Exercise objective: Extract and list every line that contains the word "marker".

Figure dataset records:

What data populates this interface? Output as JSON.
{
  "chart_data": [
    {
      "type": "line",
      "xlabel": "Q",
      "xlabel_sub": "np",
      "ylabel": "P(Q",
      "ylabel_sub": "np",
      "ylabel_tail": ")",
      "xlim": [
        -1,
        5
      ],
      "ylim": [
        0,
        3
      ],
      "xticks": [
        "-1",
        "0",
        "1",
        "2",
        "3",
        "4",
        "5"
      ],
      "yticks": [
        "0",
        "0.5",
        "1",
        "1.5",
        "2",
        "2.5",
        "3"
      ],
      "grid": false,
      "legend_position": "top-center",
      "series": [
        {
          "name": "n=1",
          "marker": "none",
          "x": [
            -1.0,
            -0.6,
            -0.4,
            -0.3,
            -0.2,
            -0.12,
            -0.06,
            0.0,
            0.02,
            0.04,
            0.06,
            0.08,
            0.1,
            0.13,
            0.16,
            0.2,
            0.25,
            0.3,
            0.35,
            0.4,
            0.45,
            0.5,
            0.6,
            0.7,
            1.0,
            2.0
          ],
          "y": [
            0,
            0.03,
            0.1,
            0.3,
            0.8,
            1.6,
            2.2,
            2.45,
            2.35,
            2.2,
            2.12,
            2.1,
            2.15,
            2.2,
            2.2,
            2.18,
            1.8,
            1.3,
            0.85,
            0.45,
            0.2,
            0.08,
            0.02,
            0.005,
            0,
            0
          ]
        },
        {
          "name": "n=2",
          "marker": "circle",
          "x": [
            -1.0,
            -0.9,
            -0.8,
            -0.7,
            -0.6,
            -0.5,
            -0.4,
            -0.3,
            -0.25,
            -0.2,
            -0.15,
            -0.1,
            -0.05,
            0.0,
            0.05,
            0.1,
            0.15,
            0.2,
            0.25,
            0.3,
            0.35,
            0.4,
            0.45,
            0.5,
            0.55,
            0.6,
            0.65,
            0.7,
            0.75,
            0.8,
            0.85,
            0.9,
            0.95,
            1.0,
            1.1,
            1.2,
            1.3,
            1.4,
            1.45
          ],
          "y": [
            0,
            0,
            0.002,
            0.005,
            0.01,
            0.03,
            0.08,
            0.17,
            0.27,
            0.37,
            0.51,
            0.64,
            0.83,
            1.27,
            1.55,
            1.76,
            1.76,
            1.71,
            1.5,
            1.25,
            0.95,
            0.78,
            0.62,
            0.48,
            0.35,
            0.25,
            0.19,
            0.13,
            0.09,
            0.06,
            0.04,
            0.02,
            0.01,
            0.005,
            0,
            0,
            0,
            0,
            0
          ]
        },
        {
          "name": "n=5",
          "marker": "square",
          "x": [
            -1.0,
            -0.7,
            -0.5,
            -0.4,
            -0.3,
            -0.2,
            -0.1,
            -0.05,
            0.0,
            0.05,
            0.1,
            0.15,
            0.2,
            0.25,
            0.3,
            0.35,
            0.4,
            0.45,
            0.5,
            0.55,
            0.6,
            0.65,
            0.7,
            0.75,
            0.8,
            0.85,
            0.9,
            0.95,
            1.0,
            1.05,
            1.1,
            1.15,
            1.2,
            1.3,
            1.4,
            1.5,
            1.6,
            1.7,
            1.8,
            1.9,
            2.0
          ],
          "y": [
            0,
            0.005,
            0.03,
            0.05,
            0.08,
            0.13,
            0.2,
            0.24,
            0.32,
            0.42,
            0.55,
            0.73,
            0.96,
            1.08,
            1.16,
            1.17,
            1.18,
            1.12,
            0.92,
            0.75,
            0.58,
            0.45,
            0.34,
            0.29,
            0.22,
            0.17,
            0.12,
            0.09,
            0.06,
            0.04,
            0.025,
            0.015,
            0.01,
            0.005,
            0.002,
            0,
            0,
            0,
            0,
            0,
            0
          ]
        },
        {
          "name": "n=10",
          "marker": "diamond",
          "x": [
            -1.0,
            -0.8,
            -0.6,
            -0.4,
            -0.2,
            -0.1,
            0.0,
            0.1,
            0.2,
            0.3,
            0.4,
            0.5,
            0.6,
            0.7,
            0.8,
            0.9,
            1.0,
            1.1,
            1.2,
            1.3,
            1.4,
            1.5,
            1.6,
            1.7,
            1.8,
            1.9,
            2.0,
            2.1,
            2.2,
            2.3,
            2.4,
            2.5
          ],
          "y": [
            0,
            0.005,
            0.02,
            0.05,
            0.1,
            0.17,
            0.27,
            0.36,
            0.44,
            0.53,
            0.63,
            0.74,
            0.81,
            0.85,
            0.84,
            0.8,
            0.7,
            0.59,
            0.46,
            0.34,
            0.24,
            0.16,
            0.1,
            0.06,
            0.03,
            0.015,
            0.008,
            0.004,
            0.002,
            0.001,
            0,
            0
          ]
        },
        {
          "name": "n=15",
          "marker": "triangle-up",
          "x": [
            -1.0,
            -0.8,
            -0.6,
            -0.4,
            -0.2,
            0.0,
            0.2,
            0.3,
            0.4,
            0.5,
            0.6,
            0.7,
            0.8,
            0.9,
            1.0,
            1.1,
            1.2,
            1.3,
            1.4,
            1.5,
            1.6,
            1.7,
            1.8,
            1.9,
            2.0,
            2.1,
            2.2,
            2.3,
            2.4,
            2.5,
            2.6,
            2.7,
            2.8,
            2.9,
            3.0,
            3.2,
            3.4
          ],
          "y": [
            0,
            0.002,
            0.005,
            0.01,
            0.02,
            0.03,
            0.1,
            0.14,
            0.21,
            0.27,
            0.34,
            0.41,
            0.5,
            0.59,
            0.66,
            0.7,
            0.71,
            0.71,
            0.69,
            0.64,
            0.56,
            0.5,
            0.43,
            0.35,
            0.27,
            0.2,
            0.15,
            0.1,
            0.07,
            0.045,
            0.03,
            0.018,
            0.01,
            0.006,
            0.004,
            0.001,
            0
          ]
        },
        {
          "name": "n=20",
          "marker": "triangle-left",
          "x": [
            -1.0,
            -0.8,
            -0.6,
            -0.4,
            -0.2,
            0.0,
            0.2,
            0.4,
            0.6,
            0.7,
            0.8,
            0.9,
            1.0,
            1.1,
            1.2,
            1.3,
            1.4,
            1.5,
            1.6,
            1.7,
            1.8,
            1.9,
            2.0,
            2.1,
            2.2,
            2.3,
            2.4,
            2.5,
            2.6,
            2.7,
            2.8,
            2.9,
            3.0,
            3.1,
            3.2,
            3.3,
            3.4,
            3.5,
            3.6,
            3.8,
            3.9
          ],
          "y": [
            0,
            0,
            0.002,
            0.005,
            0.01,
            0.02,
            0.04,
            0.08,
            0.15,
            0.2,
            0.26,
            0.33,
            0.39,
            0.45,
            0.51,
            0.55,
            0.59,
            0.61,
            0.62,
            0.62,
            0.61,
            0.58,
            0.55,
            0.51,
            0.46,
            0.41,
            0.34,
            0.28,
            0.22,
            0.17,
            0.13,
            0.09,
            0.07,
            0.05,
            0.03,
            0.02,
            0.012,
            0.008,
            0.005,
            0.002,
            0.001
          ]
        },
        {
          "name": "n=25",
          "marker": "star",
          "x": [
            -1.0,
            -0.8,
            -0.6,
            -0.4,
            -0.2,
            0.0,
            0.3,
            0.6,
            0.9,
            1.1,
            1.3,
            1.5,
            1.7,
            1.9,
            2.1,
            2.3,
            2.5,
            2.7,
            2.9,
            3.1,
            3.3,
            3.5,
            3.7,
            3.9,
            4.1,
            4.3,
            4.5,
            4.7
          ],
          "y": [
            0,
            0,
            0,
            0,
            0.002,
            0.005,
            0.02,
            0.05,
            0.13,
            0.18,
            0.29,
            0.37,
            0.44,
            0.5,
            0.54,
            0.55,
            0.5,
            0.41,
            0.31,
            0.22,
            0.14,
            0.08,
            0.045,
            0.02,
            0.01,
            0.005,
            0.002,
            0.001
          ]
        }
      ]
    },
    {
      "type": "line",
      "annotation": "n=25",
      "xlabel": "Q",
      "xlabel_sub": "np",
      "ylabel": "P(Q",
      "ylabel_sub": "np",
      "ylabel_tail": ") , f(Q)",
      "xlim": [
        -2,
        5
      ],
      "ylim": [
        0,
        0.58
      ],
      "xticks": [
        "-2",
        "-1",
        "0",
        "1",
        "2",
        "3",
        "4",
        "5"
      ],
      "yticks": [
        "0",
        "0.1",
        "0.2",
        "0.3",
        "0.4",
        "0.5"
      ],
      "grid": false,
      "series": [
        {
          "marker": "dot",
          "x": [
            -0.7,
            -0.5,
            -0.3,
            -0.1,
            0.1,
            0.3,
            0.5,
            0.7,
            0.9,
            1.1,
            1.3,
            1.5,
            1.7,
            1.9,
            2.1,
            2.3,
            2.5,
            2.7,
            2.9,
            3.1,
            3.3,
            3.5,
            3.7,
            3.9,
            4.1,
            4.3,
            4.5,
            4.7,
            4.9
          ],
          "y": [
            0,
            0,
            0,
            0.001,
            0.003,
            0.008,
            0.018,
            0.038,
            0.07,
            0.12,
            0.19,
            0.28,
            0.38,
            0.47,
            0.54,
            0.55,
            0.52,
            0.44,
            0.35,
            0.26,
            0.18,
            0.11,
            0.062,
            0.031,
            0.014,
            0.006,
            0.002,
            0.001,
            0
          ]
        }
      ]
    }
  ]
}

Correct answer:
          "marker": "none",
          "marker": "circle",
          "marker": "square",
          "marker": "diamond",
          "marker": "triangle-up",
          "marker": "triangle-left",
          "marker": "star",
          "marker": "dot",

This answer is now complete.